__Exercise objective__
Can you write out the material word for word, starting at its first line and stopping after the line that contains "opening-hours: Mon-Sat: Performances", with both of those lines included?

__Given records__
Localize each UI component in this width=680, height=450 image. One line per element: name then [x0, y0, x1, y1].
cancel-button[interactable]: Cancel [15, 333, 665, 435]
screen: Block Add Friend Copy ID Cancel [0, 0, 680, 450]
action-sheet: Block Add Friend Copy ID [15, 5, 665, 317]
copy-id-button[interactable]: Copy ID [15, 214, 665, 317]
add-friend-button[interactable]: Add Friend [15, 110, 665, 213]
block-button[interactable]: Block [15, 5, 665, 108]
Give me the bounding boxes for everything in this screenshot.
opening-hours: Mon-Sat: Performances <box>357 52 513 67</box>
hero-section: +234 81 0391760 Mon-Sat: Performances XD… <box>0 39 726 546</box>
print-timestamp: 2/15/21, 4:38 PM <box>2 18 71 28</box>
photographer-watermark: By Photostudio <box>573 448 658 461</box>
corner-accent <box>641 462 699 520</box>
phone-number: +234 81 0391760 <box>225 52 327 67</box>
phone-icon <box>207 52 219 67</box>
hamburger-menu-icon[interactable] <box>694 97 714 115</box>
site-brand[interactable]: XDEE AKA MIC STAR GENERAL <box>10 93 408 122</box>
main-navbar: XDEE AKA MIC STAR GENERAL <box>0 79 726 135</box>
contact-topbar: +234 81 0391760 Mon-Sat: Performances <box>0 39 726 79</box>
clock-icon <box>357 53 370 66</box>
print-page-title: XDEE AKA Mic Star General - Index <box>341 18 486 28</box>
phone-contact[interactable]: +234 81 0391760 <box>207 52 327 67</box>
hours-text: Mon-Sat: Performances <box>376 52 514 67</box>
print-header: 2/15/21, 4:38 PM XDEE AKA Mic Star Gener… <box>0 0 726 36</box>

__Finished task__
Localize each UI component in this width=680, height=450 image. One line per element: name then [x0, y0, x1, y1].
cancel-button[interactable]: Cancel [15, 333, 665, 435]
screen: Block Add Friend Copy ID Cancel [0, 0, 680, 450]
action-sheet: Block Add Friend Copy ID [15, 5, 665, 317]
copy-id-button[interactable]: Copy ID [15, 214, 665, 317]
add-friend-button[interactable]: Add Friend [15, 110, 665, 213]
block-button[interactable]: Block [15, 5, 665, 108]
Give me the bounding boxes for everything in this screenshot.
opening-hours: Mon-Sat: Performances <box>357 52 513 67</box>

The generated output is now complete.